▶ Task prompt
Format the entries from the first line through the line containing "row-label: 客户状况 (8, 224, 61, 258)", both included, as a JSON list of strings with one string per line and blank lines omitted.

▶ Stored rows
============================================================

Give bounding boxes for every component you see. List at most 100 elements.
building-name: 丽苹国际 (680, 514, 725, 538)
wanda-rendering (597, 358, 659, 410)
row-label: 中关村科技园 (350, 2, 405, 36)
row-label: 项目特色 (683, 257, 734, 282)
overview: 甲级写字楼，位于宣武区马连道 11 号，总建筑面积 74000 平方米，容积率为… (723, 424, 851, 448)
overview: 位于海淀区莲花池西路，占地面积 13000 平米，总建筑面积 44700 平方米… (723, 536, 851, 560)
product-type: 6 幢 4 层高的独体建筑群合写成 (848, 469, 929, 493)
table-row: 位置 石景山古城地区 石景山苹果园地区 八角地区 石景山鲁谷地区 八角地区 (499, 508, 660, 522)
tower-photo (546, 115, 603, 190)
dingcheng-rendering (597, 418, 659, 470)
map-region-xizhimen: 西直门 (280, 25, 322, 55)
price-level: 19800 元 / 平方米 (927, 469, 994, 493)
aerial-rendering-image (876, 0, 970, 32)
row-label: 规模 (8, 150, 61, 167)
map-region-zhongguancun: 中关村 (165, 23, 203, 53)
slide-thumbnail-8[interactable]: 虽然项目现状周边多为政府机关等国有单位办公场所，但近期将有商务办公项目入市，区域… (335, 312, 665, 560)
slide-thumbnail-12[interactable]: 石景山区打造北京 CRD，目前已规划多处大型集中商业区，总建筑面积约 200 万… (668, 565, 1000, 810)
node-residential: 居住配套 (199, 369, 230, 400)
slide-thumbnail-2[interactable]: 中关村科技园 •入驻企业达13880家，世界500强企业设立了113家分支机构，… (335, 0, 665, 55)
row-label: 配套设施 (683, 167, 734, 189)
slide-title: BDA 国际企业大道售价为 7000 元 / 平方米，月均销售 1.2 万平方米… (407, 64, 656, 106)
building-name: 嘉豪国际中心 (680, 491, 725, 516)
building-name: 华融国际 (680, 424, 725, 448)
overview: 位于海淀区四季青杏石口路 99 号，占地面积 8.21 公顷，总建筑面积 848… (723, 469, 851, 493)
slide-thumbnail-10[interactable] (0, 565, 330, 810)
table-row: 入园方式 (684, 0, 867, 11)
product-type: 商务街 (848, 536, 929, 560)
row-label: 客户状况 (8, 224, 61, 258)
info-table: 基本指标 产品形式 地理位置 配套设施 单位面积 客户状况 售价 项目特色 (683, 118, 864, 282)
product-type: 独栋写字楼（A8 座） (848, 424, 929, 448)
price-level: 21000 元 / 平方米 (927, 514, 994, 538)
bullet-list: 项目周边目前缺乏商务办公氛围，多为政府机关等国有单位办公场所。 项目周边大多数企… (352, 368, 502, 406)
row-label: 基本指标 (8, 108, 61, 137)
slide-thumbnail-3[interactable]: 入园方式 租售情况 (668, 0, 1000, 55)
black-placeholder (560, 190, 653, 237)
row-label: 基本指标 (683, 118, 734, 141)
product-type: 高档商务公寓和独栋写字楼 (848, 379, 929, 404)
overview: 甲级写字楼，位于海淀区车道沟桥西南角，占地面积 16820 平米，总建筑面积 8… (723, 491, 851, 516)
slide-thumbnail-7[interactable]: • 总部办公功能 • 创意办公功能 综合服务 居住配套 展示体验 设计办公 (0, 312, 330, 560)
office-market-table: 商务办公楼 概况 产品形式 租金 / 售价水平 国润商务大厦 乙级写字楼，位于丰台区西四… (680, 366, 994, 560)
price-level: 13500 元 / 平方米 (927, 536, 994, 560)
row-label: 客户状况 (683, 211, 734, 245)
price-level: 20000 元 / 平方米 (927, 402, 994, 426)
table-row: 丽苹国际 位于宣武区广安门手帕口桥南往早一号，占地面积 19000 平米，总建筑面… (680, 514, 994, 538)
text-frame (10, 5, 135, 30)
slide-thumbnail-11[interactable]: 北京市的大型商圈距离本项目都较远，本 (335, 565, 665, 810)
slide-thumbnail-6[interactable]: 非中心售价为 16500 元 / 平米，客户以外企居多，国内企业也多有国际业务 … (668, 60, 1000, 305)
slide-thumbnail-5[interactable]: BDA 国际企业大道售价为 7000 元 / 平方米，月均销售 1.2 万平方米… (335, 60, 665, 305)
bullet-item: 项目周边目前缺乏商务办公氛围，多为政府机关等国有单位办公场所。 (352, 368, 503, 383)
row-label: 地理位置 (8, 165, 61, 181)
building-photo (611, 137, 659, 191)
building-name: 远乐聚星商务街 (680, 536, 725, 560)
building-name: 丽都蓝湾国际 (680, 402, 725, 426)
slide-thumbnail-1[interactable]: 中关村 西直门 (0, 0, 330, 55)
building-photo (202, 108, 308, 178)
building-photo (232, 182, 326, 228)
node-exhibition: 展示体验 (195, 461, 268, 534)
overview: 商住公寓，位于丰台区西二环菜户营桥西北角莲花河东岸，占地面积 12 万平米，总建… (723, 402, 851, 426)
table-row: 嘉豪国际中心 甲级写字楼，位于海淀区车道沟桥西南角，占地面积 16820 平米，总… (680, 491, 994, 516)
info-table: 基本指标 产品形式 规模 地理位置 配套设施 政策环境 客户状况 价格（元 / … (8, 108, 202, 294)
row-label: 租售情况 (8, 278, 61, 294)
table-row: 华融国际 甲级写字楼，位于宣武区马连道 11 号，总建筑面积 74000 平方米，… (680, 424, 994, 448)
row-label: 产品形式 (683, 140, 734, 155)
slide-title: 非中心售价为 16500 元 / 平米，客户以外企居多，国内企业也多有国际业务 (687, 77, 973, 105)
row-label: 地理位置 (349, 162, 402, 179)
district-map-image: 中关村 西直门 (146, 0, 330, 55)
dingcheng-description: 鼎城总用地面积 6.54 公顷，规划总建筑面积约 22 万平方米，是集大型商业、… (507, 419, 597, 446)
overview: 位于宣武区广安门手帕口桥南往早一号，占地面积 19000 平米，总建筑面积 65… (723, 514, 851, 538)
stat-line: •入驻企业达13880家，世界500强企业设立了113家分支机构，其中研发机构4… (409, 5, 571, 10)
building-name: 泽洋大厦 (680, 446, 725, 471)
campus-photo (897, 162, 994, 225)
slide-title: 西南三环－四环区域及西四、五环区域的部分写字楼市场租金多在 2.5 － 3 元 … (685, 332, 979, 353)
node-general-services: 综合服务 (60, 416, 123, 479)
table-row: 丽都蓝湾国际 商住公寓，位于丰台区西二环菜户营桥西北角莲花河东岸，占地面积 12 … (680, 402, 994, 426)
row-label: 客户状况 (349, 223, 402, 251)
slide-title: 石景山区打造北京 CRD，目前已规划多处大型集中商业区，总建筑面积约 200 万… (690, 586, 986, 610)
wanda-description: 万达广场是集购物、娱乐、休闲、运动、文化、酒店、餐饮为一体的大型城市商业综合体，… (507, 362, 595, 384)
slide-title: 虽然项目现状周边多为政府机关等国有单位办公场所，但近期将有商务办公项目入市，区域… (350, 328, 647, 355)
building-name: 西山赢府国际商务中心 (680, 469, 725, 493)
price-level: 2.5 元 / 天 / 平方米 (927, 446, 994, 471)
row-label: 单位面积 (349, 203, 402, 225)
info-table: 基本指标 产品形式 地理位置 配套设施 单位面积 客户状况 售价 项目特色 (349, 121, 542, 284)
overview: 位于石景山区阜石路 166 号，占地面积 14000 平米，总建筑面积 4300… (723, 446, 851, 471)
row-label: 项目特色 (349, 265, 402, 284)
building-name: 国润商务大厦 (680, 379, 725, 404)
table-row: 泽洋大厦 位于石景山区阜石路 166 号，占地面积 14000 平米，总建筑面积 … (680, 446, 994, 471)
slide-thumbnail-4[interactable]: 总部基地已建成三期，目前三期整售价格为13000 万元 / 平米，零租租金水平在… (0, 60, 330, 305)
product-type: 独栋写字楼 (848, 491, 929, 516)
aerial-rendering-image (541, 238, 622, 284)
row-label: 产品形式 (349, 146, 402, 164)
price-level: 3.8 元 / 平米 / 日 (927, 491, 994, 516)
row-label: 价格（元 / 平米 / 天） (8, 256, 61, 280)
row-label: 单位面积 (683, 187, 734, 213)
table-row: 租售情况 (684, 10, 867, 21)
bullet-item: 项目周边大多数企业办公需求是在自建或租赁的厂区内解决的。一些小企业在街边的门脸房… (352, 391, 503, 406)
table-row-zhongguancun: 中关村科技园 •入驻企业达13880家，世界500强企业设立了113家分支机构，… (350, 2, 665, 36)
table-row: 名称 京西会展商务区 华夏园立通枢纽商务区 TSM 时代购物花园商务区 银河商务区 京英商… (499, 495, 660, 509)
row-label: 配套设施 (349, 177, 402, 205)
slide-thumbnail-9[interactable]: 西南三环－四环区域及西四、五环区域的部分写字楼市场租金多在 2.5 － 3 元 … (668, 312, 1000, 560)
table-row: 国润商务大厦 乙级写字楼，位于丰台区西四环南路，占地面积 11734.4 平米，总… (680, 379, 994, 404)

============================================================

▶ Worked solution
[
  "Give bounding boxes for every component you see. List at most 100 elements.",
  "building-name: 丽苹国际 (680, 514, 725, 538)",
  "wanda-rendering (597, 358, 659, 410)",
  "row-label: 中关村科技园 (350, 2, 405, 36)",
  "row-label: 项目特色 (683, 257, 734, 282)",
  "overview: 甲级写字楼，位于宣武区马连道 11 号，总建筑面积 74000 平方米，容积率为… (723, 424, 851, 448)",
  "overview: 位于海淀区莲花池西路，占地面积 13000 平米，总建筑面积 44700 平方米… (723, 536, 851, 560)",
  "product-type: 6 幢 4 层高的独体建筑群合写成 (848, 469, 929, 493)",
  "table-row: 位置 石景山古城地区 石景山苹果园地区 八角地区 石景山鲁谷地区 八角地区 (499, 508, 660, 522)",
  "tower-photo (546, 115, 603, 190)",
  "dingcheng-rendering (597, 418, 659, 470)",
  "map-region-xizhimen: 西直门 (280, 25, 322, 55)",
  "price-level: 19800 元 / 平方米 (927, 469, 994, 493)",
  "aerial-rendering-image (876, 0, 970, 32)",
  "row-label: 规模 (8, 150, 61, 167)",
  "map-region-zhongguancun: 中关村 (165, 23, 203, 53)",
  "slide-thumbnail-8[interactable]: 虽然项目现状周边多为政府机关等国有单位办公场所，但近期将有商务办公项目入市，区域… (335, 312, 665, 560)",
  "slide-thumbnail-12[interactable]: 石景山区打造北京 CRD，目前已规划多处大型集中商业区，总建筑面积约 200 万… (668, 565, 1000, 810)",
  "node-residential: 居住配套 (199, 369, 230, 400)",
  "slide-thumbnail-2[interactable]: 中关村科技园 •入驻企业达13880家，世界500强企业设立了113家分支机构，… (335, 0, 665, 55)",
  "row-label: 配套设施 (683, 167, 734, 189)",
  "slide-title: BDA 国际企业大道售价为 7000 元 / 平方米，月均销售 1.2 万平方米… (407, 64, 656, 106)",
  "building-name: 嘉豪国际中心 (680, 491, 725, 516)",
  "building-name: 华融国际 (680, 424, 725, 448)",
  "overview: 位于海淀区四季青杏石口路 99 号，占地面积 8.21 公顷，总建筑面积 848… (723, 469, 851, 493)",
  "slide-thumbnail-10[interactable] (0, 565, 330, 810)",
  "table-row: 入园方式 (684, 0, 867, 11)",
  "product-type: 商务街 (848, 536, 929, 560)",
  "row-label: 客户状况 (8, 224, 61, 258)"
]